● **Dataset records**
──────────────────────────────

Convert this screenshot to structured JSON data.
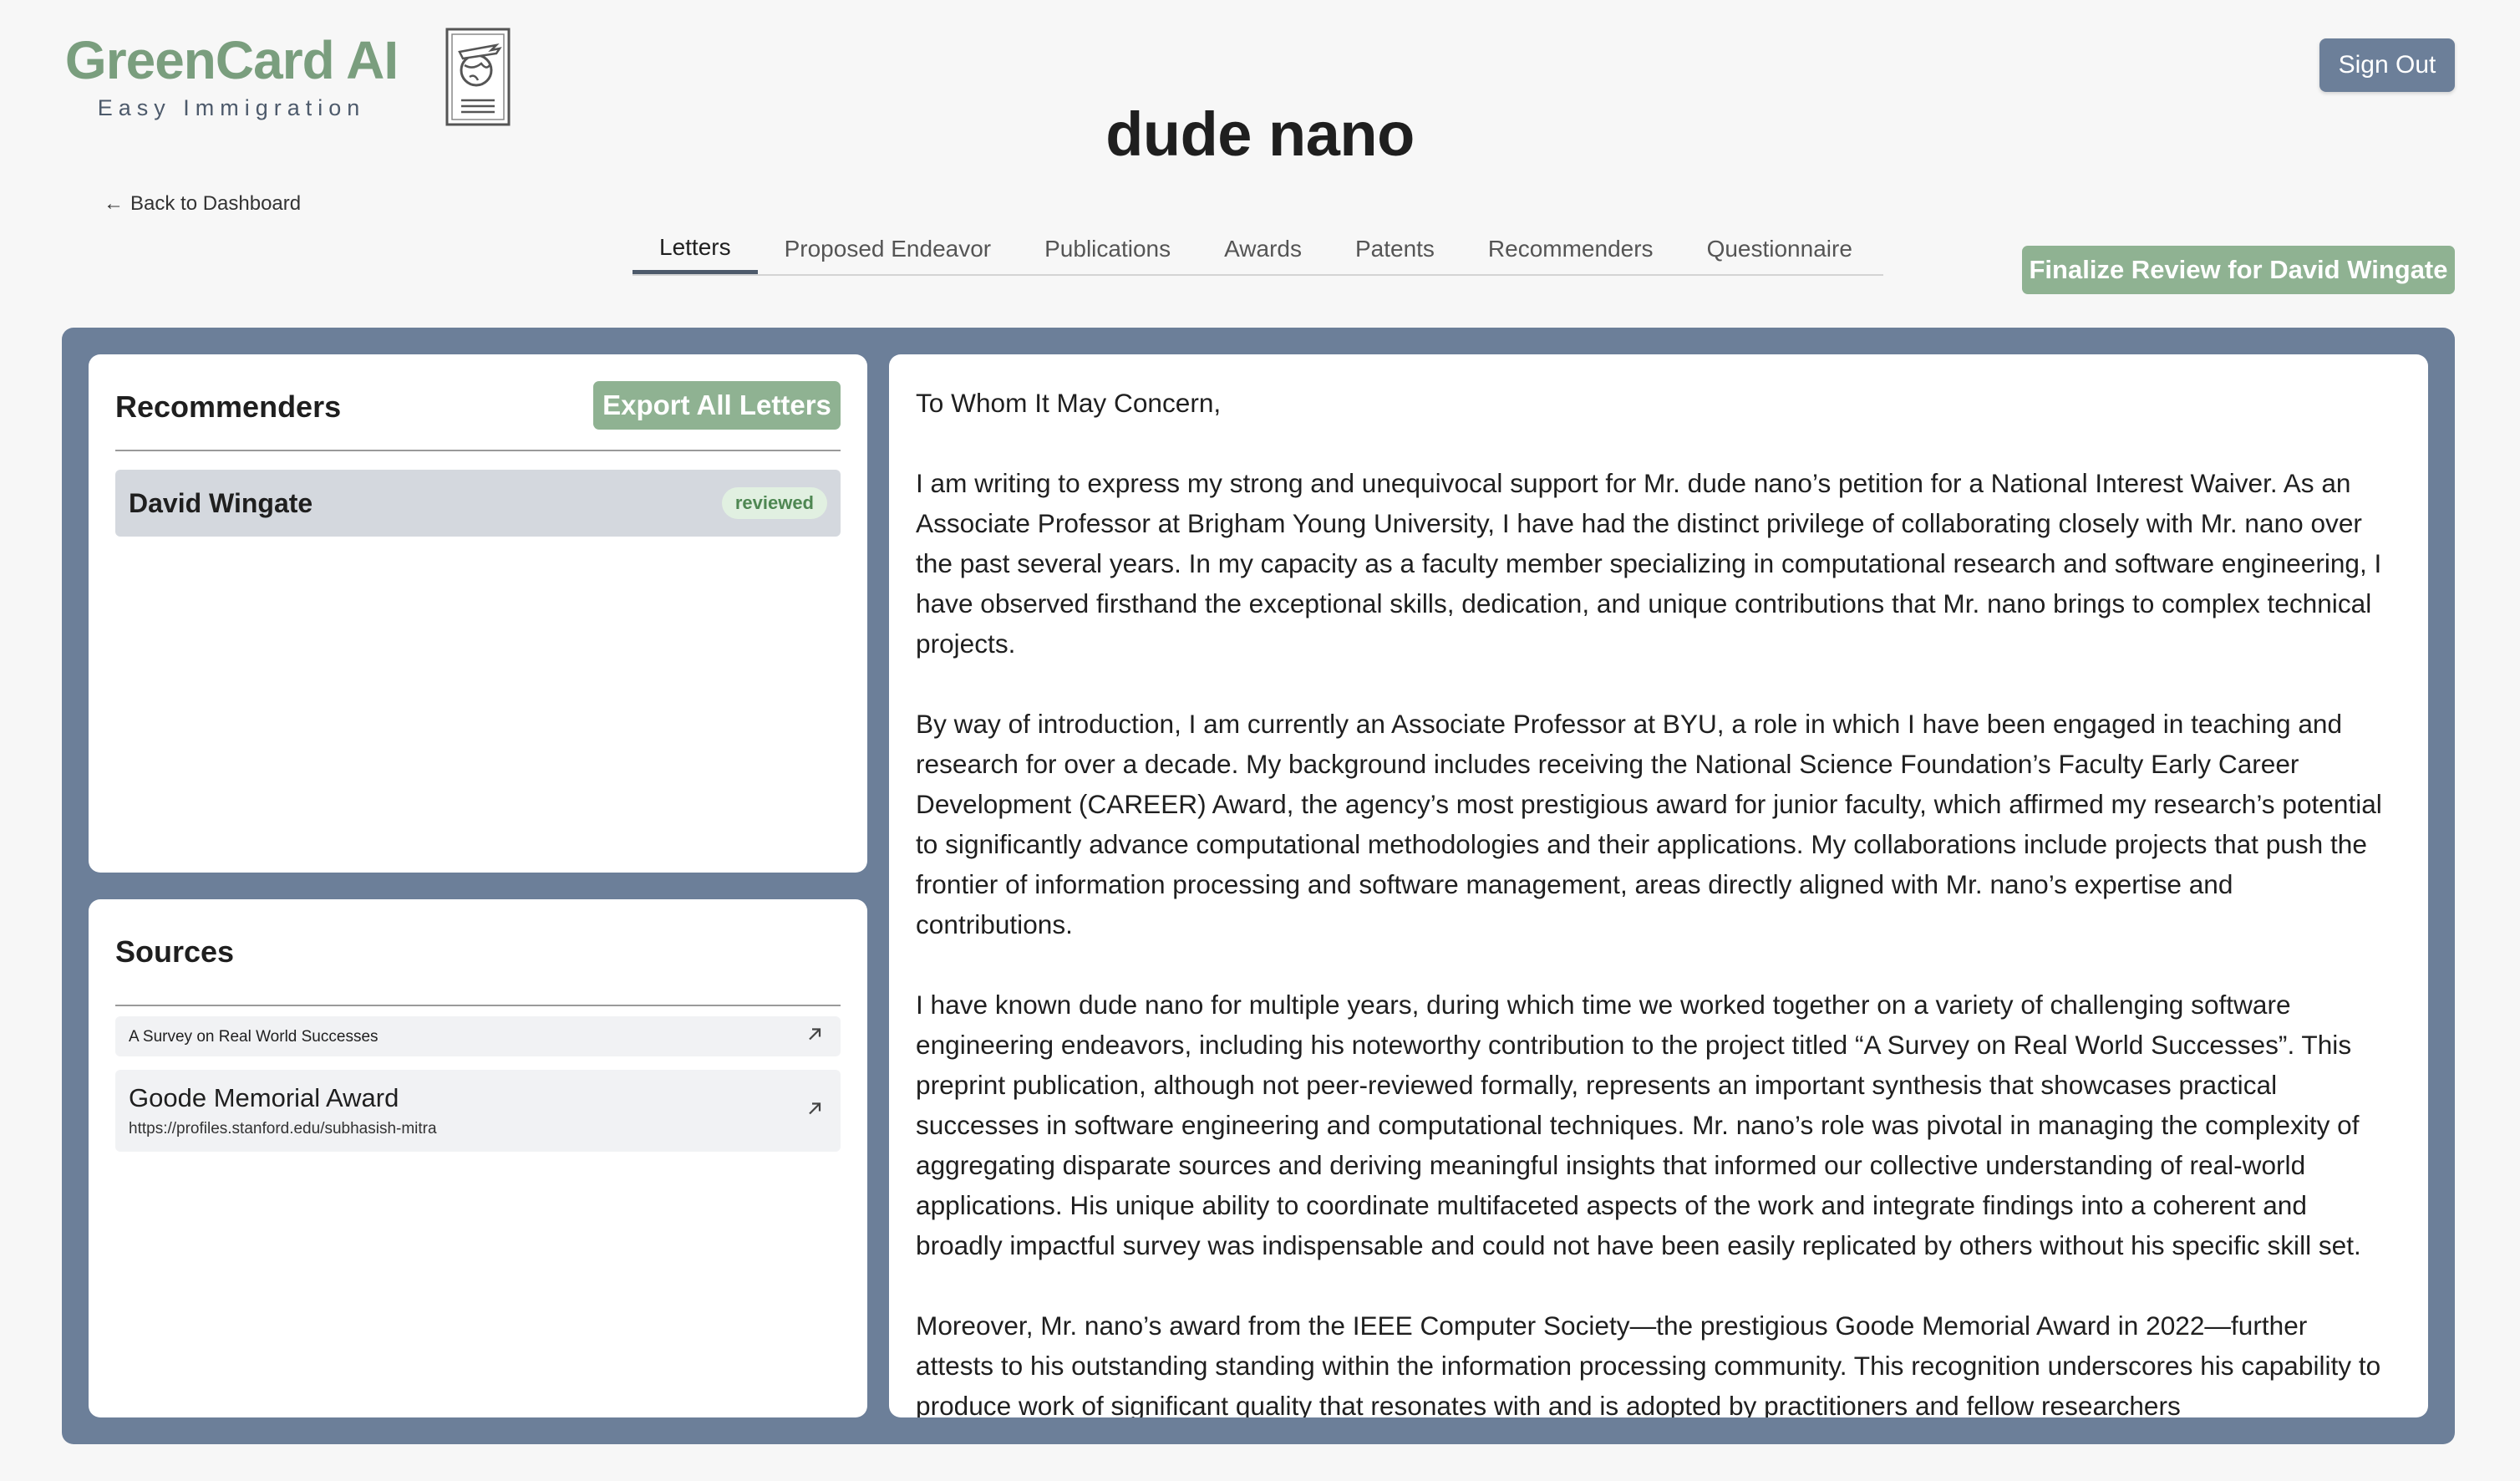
{
  "logo": {
    "title": "GreenCard AI",
    "subtitle": "Easy Immigration",
    "icon": "passport-globe-icon"
  },
  "header": {
    "title": "dude nano",
    "sign_out": "Sign Out",
    "back": "Back to Dashboard"
  },
  "tabs": [
    {
      "label": "Letters",
      "active": true
    },
    {
      "label": "Proposed Endeavor",
      "active": false
    },
    {
      "label": "Publications",
      "active": false
    },
    {
      "label": "Awards",
      "active": false
    },
    {
      "label": "Patents",
      "active": false
    },
    {
      "label": "Recommenders",
      "active": false
    },
    {
      "label": "Questionnaire",
      "active": false
    }
  ],
  "finalize_label": "Finalize Review for David Wingate",
  "recommenders": {
    "title": "Recommenders",
    "export_label": "Export All Letters",
    "items": [
      {
        "name": "David Wingate",
        "status": "reviewed"
      }
    ]
  },
  "sources": {
    "title": "Sources",
    "items": [
      {
        "title": "A Survey on Real World Successes",
        "url": ""
      },
      {
        "title": "Goode Memorial Award",
        "url": "https://profiles.stanford.edu/subhasish-mitra"
      }
    ]
  },
  "letter": {
    "paragraphs": [
      "To Whom It May Concern,",
      "I am writing to express my strong and unequivocal support for Mr. dude nano’s petition for a National Interest Waiver. As an Associate Professor at Brigham Young University, I have had the distinct privilege of collaborating closely with Mr. nano over the past several years. In my capacity as a faculty member specializing in computational research and software engineering, I have observed firsthand the exceptional skills, dedication, and unique contributions that Mr. nano brings to complex technical projects.",
      "By way of introduction, I am currently an Associate Professor at BYU, a role in which I have been engaged in teaching and research for over a decade. My background includes receiving the National Science Foundation’s Faculty Early Career Development (CAREER) Award, the agency’s most prestigious award for junior faculty, which affirmed my research’s potential to significantly advance computational methodologies and their applications. My collaborations include projects that push the frontier of information processing and software management, areas directly aligned with Mr. nano’s expertise and contributions.",
      "I have known dude nano for multiple years, during which time we worked together on a variety of challenging software engineering endeavors, including his noteworthy contribution to the project titled “A Survey on Real World Successes”. This preprint publication, although not peer-reviewed formally, represents an important synthesis that showcases practical successes in software engineering and computational techniques. Mr. nano’s role was pivotal in managing the complexity of aggregating disparate sources and deriving meaningful insights that informed our collective understanding of real-world applications. His unique ability to coordinate multifaceted aspects of the work and integrate findings into a coherent and broadly impactful survey was indispensable and could not have been easily replicated by others without his specific skill set.",
      "Moreover, Mr. nano’s award from the IEEE Computer Society—the prestigious Goode Memorial Award in 2022—further attests to his outstanding standing within the information processing community. This recognition underscores his capability to produce work of significant quality that resonates with and is adopted by practitioners and fellow researchers"
    ]
  },
  "colors": {
    "brand_green": "#7a9e7e",
    "button_green": "#8fb292",
    "slate": "#6c7f99",
    "badge_text": "#4e8752"
  }
}
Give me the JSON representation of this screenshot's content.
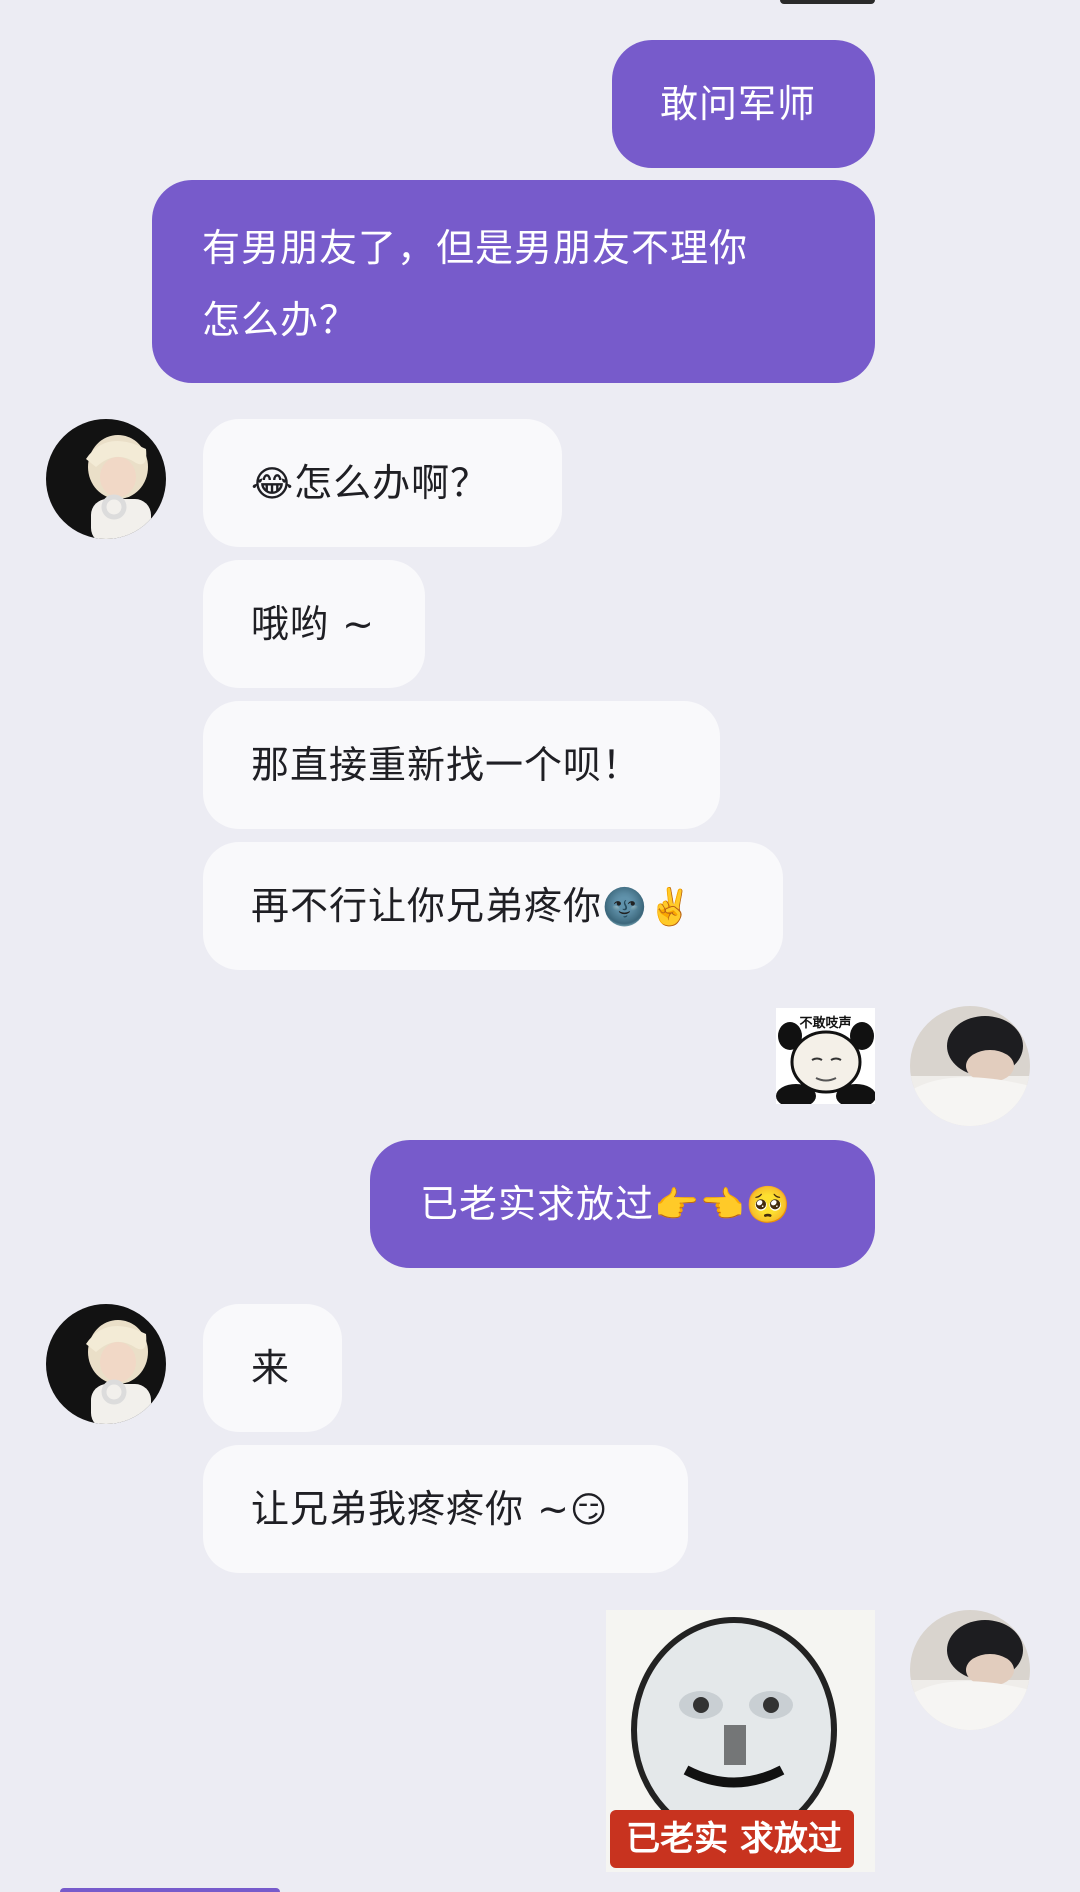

──────────────────────────────

● **YOUR OBJECTIVE**
Retype the entries word for word. Omit any images.

● **SOLVED EXERCISE**
Convert this screenshot to structured JSON data.
{
  "logo": {
    "title": "GreenCard AI",
    "subtitle": "Easy Immigration",
    "icon": "passport-globe-icon"
  },
  "header": {
    "title": "dude nano",
    "sign_out": "Sign Out",
    "back": "Back to Dashboard"
  },
  "tabs": [
    {
      "label": "Letters",
      "active": true
    },
    {
      "label": "Proposed Endeavor",
      "active": false
    },
    {
      "label": "Publications",
      "active": false
    },
    {
      "label": "Awards",
      "active": false
    },
    {
      "label": "Patents",
      "active": false
    },
    {
      "label": "Recommenders",
      "active": false
    },
    {
      "label": "Questionnaire",
      "active": false
    }
  ],
  "finalize_label": "Finalize Review for David Wingate",
  "recommenders": {
    "title": "Recommenders",
    "export_label": "Export All Letters",
    "items": [
      {
        "name": "David Wingate",
        "status": "reviewed"
      }
    ]
  },
  "sources": {
    "title": "Sources",
    "items": [
      {
        "title": "A Survey on Real World Successes",
        "url": ""
      },
      {
        "title": "Goode Memorial Award",
        "url": "https://profiles.stanford.edu/subhasish-mitra"
      }
    ]
  },
  "letter": {
    "paragraphs": [
      "To Whom It May Concern,",
      "I am writing to express my strong and unequivocal support for Mr. dude nano’s petition for a National Interest Waiver. As an Associate Professor at Brigham Young University, I have had the distinct privilege of collaborating closely with Mr. nano over the past several years. In my capacity as a faculty member specializing in computational research and software engineering, I have observed firsthand the exceptional skills, dedication, and unique contributions that Mr. nano brings to complex technical projects.",
      "By way of introduction, I am currently an Associate Professor at BYU, a role in which I have been engaged in teaching and research for over a decade. My background includes receiving the National Science Foundation’s Faculty Early Career Development (CAREER) Award, the agency’s most prestigious award for junior faculty, which affirmed my research’s potential to significantly advance computational methodologies and their applications. My collaborations include projects that push the frontier of information processing and software management, areas directly aligned with Mr. nano’s expertise and contributions.",
      "I have known dude nano for multiple years, during which time we worked together on a variety of challenging software engineering endeavors, including his noteworthy contribution to the project titled “A Survey on Real World Successes”. This preprint publication, although not peer-reviewed formally, represents an important synthesis that showcases practical successes in software engineering and computational techniques. Mr. nano’s role was pivotal in managing the complexity of aggregating disparate sources and deriving meaningful insights that informed our collective understanding of real-world applications. His unique ability to coordinate multifaceted aspects of the work and integrate findings into a coherent and broadly impactful survey was indispensable and could not have been easily replicated by others without his specific skill set.",
      "Moreover, Mr. nano’s award from the IEEE Computer Society—the prestigious Goode Memorial Award in 2022—further attests to his outstanding standing within the information processing community. This recognition underscores his capability to produce work of significant quality that resonates with and is adopted by practitioners and fellow researchers"
    ]
  },
  "colors": {
    "brand_green": "#7a9e7e",
    "button_green": "#8fb292",
    "slate": "#6c7f99",
    "badge_text": "#4e8752"
  }
}
Give me the JSON representation of this screenshot's content.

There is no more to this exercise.